▶ **YOUR GOAL**
Images embedded in the records are excluded; print everything else exactly as given.

▶ **Records excerpted from a collection**
+++++
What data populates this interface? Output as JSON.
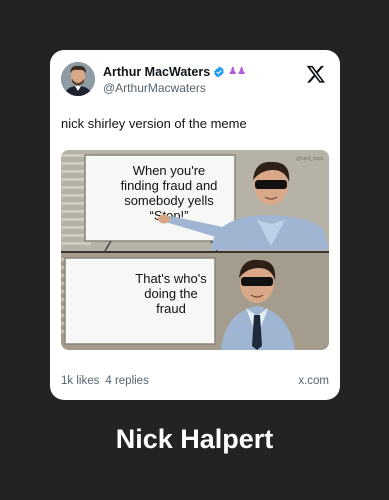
{
  "tweet": {
    "display_name": "Arthur MacWaters",
    "handle": "@ArthurMacwaters",
    "text": "nick shirley version of the meme",
    "likes": "1k likes",
    "replies": "4 replies",
    "source": "x.com"
  },
  "meme": {
    "board_top_lines": [
      "When you're",
      "finding fraud and",
      "somebody yells",
      "“Stop!”"
    ],
    "board_bottom_lines": [
      "That's who's",
      "doing the",
      "fraud"
    ],
    "watermark": "@cant_trust"
  },
  "caption": "Nick Halpert",
  "colors": {
    "background": "#232323",
    "card": "#ffffff",
    "verified": "#1d9bf0"
  },
  "icons": [
    "verified-badge-icon",
    "people-emoji-icon",
    "x-logo-icon"
  ]
}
+++++
▶ **EXERCISE RESPONSE**
What data populates this interface? Output as JSON.
{
  "tweet": {
    "display_name": "Arthur MacWaters",
    "handle": "@ArthurMacwaters",
    "text": "nick shirley version of the meme",
    "likes": "1k likes",
    "replies": "4 replies",
    "source": "x.com"
  },
  "meme": {
    "board_top_lines": [
      "When you're",
      "finding fraud and",
      "somebody yells",
      "“Stop!”"
    ],
    "board_bottom_lines": [
      "That's who's",
      "doing the",
      "fraud"
    ],
    "watermark": "@cant_trust"
  },
  "caption": "Nick Halpert",
  "colors": {
    "background": "#232323",
    "card": "#ffffff",
    "verified": "#1d9bf0"
  },
  "icons": [
    "verified-badge-icon",
    "people-emoji-icon",
    "x-logo-icon"
  ]
}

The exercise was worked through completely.